→ **Written task**: Lines that contain the string "Kurs" are to be copied; leave out all others.

**********

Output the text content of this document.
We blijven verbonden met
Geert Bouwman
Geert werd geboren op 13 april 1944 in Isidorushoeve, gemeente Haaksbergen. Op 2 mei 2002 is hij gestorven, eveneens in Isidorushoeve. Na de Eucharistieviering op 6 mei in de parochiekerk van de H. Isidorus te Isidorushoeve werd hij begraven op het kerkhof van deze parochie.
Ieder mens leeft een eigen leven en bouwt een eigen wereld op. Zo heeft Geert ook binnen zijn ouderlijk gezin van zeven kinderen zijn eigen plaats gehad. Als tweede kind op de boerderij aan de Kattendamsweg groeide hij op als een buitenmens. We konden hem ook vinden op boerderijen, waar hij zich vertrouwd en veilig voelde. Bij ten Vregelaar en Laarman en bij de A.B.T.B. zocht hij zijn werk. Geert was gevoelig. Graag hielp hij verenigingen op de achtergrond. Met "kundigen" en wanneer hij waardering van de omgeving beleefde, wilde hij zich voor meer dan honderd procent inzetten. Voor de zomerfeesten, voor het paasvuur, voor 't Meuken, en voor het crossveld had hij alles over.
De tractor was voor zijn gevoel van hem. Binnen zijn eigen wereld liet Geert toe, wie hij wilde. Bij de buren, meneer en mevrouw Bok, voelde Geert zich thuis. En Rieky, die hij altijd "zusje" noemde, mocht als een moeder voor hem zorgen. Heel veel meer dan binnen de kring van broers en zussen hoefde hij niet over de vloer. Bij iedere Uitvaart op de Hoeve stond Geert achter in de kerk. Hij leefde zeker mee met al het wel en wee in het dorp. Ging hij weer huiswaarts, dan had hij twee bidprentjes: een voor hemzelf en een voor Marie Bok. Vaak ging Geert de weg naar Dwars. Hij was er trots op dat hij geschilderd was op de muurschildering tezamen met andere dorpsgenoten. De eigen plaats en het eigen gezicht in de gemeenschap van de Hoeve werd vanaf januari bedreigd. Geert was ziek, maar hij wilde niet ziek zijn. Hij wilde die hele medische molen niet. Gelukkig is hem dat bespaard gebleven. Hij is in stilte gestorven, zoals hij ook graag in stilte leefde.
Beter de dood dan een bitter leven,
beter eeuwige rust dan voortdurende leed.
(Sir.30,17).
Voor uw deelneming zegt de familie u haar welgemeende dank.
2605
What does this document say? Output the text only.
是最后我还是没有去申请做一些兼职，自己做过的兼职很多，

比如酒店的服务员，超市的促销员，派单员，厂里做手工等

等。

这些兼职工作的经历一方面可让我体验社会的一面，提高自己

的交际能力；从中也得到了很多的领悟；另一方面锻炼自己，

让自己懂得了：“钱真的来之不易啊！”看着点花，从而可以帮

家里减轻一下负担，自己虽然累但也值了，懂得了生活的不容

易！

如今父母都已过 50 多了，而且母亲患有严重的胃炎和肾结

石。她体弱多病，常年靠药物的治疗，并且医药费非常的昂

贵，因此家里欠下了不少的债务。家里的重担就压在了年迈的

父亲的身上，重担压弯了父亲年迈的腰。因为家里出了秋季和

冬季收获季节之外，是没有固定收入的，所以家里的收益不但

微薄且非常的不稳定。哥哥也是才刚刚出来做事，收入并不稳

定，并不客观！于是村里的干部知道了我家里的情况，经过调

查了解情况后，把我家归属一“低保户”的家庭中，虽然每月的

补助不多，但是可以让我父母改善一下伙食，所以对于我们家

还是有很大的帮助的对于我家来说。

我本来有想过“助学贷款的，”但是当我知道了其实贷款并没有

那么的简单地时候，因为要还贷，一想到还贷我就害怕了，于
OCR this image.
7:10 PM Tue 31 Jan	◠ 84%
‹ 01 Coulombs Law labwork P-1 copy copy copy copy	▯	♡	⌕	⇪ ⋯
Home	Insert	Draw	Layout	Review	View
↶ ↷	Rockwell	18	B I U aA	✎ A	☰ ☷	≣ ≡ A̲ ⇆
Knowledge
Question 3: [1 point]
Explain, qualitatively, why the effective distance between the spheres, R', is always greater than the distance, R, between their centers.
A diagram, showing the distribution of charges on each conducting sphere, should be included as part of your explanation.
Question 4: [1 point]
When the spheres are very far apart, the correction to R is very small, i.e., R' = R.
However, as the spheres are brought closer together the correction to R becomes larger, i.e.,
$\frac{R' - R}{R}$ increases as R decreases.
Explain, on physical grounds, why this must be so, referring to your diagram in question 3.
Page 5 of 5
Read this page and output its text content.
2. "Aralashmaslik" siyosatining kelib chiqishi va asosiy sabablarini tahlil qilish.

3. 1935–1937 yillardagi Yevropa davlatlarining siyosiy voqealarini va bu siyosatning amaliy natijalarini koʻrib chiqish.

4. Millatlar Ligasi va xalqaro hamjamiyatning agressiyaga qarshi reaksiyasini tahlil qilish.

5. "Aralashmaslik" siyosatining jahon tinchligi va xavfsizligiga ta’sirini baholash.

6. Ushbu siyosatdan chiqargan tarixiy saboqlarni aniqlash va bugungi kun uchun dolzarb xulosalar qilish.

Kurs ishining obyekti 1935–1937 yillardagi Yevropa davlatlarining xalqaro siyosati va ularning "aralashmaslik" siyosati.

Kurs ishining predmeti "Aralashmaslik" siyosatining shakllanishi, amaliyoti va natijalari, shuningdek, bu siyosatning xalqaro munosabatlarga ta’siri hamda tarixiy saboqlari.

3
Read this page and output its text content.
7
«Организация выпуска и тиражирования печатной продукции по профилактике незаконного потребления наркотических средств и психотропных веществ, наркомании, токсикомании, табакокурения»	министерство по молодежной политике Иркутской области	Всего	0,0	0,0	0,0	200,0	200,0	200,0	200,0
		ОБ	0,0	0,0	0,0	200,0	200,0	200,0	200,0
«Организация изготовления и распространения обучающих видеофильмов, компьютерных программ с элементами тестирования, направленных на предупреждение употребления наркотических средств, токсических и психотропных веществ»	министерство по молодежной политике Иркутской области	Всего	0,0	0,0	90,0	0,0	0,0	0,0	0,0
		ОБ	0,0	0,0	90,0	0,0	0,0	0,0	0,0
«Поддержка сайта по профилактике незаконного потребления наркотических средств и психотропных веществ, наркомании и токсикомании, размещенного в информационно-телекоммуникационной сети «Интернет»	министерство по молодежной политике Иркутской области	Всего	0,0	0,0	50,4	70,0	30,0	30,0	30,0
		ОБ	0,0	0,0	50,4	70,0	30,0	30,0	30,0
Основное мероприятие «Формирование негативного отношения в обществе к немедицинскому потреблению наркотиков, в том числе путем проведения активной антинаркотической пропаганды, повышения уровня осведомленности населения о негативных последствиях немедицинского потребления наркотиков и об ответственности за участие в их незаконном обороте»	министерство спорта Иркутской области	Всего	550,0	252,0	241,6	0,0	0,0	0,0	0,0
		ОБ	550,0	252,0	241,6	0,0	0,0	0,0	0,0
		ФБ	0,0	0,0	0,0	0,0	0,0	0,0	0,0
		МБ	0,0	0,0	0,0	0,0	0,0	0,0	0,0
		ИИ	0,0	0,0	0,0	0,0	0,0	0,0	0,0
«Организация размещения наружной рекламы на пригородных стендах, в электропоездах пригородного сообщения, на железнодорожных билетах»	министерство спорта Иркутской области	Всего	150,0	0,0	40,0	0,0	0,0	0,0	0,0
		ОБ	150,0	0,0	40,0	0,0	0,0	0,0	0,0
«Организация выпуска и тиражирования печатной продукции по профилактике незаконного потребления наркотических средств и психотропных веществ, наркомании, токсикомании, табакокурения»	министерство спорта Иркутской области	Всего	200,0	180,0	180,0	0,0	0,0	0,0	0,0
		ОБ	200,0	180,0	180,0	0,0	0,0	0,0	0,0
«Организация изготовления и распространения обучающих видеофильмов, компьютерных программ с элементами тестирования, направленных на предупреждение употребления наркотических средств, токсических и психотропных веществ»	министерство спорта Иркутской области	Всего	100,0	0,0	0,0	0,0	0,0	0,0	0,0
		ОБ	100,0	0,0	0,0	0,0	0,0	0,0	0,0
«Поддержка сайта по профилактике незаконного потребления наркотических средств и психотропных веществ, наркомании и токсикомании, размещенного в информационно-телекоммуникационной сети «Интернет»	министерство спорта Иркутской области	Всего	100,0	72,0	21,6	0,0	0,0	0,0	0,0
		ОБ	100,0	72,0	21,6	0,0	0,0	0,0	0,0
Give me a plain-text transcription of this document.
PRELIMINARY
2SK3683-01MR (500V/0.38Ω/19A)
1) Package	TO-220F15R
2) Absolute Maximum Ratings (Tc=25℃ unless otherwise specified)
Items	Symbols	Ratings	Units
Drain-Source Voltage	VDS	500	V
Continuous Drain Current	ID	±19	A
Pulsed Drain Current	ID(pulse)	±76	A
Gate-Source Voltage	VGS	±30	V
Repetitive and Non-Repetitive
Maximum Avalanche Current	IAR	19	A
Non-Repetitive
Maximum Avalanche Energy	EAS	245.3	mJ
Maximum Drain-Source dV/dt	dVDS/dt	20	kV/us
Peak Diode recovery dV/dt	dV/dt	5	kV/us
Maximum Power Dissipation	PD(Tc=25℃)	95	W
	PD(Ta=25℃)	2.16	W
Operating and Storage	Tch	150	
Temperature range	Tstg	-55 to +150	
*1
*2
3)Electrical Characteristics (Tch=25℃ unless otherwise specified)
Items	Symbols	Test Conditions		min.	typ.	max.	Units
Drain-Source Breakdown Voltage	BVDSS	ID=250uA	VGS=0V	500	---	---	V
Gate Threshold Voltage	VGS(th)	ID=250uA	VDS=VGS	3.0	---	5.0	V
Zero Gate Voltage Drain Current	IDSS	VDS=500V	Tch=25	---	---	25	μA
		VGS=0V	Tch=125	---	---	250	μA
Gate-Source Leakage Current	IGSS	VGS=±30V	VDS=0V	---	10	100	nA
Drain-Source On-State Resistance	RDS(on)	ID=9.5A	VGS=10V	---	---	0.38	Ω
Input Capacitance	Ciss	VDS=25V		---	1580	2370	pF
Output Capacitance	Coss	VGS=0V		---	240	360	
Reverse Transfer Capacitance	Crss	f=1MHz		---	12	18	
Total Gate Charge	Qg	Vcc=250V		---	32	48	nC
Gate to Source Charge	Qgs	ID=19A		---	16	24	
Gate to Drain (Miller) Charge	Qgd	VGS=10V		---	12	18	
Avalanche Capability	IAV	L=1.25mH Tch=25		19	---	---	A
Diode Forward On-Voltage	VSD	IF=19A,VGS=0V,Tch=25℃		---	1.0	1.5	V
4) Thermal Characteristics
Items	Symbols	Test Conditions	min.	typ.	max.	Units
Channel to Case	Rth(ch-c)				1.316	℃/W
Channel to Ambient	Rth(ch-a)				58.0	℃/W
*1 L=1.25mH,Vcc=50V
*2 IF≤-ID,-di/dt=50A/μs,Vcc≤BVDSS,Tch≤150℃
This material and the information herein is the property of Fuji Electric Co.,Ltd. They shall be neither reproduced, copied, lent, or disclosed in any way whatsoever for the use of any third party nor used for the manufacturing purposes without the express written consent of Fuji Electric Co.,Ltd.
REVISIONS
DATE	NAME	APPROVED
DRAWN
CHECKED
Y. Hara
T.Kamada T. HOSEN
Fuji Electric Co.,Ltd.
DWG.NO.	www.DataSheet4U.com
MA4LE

**********

→ **Answer for this exercise**:
Kurs ishining obyekti 1935–1937 yillardagi Yevropa davlatlarining xalqaro siyosati va ularning "aralashmaslik" siyosati.
Kurs ishining predmeti "Aralashmaslik" siyosatining shakllanishi, amaliyoti va natijalari, shuningdek, bu siyosatning xalqaro munosabatlarga ta’siri hamda tarixiy saboqlari.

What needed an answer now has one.